• Selected extract
● ● ● ●
# 2nd Year Soil Test, BIG Results!



## ROJ_3030 (Sep 28, 2019)

Hey TLF!

I just recently got my second year soil test results and was pleasantly surprised. Just to preface, the soil samples were taken very consistently at 4" depth for both years.

Here is 2021's soil test:



2021 inputs:



2022 soil test:



First off, I'm really surprised to see my pH drop from 8.0 to 7.3 in one season! I'll gladly take it.

Secondly, both Phosphorous and Potassium nearly doubled in ppm and this was also awesome.

My questions in moving forward this year:

How much P and K should I apply this year? Should I follow the advice from Waypoint at 0.5lb. of P and 4lb. of K?

Last question: What should I do to help correct my Manganese deficiency? Also, seems like Magnesium is slightly low as well.

I'll continue to apply AMS as my N source to hopefully continue the progress on dropping my pH along with FEature for my micros.

Any comments, suggestions or advice would be greatly appreciated!

Thanks again to everyone who's help me get to this point. :thumbup:


----------



## Grizzly Adam (May 5, 2017)

How did you move the needle on the pH-- elemental sulfur? Your phosphorus has almost doubled over the last year, what is your plan to keep that reigned back in? There are chelated forms of manganese that you can do as a foliar application. Magnesium will bring your pH back up, so you might be better of waiting a year or too as you continue to bring the pH down.


----------



## ROJ_3030 (Sep 28, 2019)

Grizzly Adam said:


> How did you move the needle on the pH-- elemental sulfur? Your phosphorus has almost doubled over the last year, what is your plan to keep that reigned back in? There are chelated forms of manganese that you can do as a foliar application. Magnesium will bring your pH back up, so you might be better of waiting a year or too as you continue to bring the pH down.


My best guess is the pH drop was a combination of several inputs from last year. I dropped elemental sulfur once at close to 5lb/m. All of my N source was from AMS and my K was all SOP for the additional sulphate. Lastly, all of my spray apps of FEAture were buffered drown with citric acid. Not sure which one of those moved the needle the most but all were aimed at the goal of dropping pH. Someone much smarter than me can chime in.

Interesting note on the magnesium. I'll look into that and keep it in mind. Maybe I won't chase that correction just yet.


----------



## Grizzly Adam (May 5, 2017)

ROJ_3030 said:


> My best guess is the pH drop was a combination of several inputs from last year. I dropped elemental sulfur once at close to 5lb/m. All of my N source was from AMS and my K was all SOP for the additional sulphate. Lastly, all of my spray apps of FEAture were buffered drown with citric acid. Not sure which one of those moved the needle the most but was all aimed at the goal of dropping pH. Someone much smarter than me can chime in.
> 
> Interesting note on the magnesium. I'll look into that and keep it in mind. Maybe I won't chase that correction just yet.


I am hoping to collect samples yet this week for my tests, it just continues to be really wet out. I am hoping to see a big drop in my pH as well.
● ● ● ●
• Material supplied
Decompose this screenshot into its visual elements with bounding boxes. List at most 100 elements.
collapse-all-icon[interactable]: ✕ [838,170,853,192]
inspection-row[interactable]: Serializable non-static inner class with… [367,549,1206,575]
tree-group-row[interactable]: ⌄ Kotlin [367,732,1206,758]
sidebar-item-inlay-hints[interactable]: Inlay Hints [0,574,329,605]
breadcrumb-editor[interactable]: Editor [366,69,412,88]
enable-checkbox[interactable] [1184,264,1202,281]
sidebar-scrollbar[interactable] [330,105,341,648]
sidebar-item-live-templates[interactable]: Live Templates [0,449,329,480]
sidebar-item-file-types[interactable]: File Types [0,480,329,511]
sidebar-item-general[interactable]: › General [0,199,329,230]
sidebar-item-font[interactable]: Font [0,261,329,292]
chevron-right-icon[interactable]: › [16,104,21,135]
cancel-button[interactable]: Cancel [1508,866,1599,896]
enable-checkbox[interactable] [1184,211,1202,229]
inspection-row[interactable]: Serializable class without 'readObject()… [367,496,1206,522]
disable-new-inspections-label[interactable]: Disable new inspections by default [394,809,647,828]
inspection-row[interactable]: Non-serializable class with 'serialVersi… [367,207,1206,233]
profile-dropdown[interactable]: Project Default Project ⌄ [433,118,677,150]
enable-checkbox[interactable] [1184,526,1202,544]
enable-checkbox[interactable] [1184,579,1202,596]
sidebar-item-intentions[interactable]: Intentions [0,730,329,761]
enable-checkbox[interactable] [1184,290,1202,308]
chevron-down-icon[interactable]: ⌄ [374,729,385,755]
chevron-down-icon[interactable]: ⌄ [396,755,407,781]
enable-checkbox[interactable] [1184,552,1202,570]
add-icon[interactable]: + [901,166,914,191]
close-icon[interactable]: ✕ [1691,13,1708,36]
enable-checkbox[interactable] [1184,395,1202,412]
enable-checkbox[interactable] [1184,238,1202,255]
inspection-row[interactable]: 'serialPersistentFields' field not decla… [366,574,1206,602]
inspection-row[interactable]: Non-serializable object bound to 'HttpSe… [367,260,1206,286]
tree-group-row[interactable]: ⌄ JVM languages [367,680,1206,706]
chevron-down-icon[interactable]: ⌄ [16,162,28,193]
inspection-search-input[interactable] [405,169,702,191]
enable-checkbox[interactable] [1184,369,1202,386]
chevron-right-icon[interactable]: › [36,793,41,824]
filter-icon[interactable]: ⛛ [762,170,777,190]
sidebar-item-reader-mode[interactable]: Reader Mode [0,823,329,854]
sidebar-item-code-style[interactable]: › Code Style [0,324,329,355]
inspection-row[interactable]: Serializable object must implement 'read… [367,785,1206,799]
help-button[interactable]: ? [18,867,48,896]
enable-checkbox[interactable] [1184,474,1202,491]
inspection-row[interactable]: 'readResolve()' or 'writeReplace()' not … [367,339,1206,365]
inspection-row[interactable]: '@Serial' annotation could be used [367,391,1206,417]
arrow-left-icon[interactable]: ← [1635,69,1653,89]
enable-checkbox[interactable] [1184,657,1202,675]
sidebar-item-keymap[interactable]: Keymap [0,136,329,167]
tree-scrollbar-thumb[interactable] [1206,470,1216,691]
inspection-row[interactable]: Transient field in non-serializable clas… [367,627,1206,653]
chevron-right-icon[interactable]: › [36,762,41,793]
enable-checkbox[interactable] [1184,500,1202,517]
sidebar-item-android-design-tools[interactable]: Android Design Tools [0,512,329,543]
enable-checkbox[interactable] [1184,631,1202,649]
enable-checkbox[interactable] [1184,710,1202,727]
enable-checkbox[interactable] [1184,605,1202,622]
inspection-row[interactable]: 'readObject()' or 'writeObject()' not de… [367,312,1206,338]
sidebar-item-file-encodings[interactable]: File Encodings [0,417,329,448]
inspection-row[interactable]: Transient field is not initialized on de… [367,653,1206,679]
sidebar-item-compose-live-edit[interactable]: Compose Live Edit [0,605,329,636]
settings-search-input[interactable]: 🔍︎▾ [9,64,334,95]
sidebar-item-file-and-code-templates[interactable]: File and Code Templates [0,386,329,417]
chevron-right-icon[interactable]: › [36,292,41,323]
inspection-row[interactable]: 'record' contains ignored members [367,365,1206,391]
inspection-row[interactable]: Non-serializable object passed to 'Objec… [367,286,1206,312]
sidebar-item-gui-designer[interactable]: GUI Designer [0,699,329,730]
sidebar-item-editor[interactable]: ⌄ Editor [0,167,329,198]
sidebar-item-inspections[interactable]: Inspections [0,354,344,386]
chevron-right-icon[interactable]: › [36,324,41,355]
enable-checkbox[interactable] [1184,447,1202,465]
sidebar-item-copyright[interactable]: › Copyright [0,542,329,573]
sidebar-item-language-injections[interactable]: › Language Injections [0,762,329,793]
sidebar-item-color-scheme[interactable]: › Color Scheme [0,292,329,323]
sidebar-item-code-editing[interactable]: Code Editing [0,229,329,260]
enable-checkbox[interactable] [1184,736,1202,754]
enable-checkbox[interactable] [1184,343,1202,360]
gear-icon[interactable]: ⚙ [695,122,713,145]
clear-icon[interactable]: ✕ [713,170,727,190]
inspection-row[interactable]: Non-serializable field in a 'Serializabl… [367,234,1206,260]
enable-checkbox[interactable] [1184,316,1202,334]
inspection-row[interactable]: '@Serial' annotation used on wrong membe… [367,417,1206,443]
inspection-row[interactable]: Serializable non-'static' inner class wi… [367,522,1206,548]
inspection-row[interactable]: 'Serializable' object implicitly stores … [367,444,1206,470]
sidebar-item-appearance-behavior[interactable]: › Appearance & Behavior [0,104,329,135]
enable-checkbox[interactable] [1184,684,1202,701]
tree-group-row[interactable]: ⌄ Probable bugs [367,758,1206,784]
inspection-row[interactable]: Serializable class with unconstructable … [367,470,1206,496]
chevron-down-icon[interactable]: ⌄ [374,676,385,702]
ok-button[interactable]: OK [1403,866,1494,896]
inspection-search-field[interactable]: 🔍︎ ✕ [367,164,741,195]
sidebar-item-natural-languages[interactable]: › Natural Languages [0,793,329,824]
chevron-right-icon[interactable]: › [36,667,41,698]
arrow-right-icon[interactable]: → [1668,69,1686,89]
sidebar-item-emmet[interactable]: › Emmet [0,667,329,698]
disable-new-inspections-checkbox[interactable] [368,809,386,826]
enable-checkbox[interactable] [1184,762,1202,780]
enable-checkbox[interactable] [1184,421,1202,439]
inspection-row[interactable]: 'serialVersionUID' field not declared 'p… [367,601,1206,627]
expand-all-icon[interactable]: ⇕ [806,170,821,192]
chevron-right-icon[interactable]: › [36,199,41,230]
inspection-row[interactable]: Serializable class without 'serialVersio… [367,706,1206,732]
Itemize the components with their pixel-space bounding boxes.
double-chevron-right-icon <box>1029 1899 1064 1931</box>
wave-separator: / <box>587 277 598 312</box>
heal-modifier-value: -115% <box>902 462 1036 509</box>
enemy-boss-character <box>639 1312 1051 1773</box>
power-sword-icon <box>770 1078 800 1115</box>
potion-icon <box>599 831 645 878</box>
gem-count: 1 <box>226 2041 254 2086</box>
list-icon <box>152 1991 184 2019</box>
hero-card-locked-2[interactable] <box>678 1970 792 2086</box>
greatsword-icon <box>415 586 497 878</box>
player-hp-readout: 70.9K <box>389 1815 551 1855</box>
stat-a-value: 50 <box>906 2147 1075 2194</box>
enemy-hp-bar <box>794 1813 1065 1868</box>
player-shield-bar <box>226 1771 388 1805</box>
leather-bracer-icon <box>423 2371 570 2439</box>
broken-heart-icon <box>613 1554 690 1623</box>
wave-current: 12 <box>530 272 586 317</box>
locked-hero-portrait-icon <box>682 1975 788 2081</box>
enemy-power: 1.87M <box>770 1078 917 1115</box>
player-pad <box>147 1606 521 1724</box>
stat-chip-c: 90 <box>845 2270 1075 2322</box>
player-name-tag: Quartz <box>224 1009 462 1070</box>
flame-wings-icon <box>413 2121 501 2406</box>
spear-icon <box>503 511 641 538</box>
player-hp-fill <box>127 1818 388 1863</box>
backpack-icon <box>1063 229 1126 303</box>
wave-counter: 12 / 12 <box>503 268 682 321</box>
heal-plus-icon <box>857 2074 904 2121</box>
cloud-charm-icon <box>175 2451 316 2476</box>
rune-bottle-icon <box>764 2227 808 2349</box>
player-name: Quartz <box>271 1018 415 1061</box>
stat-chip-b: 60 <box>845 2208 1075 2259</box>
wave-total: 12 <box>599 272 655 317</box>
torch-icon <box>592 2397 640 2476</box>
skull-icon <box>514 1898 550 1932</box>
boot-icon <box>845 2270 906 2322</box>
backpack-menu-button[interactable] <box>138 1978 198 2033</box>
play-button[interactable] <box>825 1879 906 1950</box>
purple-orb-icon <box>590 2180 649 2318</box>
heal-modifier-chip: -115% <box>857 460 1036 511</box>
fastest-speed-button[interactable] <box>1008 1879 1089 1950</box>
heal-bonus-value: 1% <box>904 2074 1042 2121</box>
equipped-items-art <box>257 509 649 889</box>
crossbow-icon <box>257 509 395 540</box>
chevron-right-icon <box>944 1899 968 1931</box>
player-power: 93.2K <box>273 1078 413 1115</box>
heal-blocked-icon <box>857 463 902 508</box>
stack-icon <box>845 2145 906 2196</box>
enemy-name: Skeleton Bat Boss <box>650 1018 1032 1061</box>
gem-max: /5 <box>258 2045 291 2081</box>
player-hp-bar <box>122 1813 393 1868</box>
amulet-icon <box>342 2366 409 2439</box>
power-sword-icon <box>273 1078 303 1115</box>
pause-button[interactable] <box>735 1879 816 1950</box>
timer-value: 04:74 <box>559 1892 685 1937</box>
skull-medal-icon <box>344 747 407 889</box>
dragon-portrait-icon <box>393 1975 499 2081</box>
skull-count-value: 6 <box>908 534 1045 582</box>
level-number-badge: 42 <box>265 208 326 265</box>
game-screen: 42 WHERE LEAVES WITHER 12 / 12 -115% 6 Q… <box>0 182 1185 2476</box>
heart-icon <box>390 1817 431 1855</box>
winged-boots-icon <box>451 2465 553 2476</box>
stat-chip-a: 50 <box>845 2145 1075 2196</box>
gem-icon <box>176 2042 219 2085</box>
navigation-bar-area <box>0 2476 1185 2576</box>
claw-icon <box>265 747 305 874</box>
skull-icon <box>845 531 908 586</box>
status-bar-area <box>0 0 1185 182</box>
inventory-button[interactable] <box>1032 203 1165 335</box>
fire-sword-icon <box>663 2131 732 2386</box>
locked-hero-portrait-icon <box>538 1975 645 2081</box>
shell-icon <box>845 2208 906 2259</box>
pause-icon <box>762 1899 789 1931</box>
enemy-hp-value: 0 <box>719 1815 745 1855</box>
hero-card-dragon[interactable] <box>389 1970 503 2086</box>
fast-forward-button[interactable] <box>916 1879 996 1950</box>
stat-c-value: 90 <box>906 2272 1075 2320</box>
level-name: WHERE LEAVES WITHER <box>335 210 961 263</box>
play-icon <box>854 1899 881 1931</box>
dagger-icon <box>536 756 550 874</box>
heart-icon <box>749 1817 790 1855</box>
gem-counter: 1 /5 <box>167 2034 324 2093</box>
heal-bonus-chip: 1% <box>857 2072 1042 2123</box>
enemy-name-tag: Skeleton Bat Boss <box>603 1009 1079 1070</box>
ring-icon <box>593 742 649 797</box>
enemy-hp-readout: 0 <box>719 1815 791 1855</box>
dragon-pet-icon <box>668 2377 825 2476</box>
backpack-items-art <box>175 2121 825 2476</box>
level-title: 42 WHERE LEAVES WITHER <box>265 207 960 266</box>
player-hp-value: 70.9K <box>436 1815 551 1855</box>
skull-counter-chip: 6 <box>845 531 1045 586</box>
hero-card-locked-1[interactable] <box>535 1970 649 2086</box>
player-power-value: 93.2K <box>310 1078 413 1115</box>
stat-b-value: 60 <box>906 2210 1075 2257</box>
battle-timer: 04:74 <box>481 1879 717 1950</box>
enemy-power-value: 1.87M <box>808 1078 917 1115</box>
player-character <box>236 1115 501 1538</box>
● ● ● ●
• Problems to solve
- 1) According to the soil test thread, how many times did ROJ_3030 apply elemental sulfur, and at what rate?
- 2) Using the soil test thread, decide whether each statement agrees with it: (a) The pH fell from 8.0 to 7.3 in one season. (b) Grizzly Adam advises correcting the magnesium right away. (c) ROJ_3030's potassium came entirely from SOP.
- 3) Copy out everything in the soil test thread from "I'll continue to" down to "be greatly appreciated!".

• Full solutions
- 1) Once, at close to 5lb/m.

- 2)
(a) Yes: "I'm really surprised to see my pH drop from 8.0 to 7.3 in one season!"
(b) No: "you might be better of waiting a year or too as you continue to bring the pH down."
(c) Yes: "my K was all SOP for the additional sulphate."

- 3)
I'll continue to apply AMS as my N source to hopefully continue the progress on dropping my pH along with FEature for my micros.

Any comments, suggestions or advice would be greatly appreciated!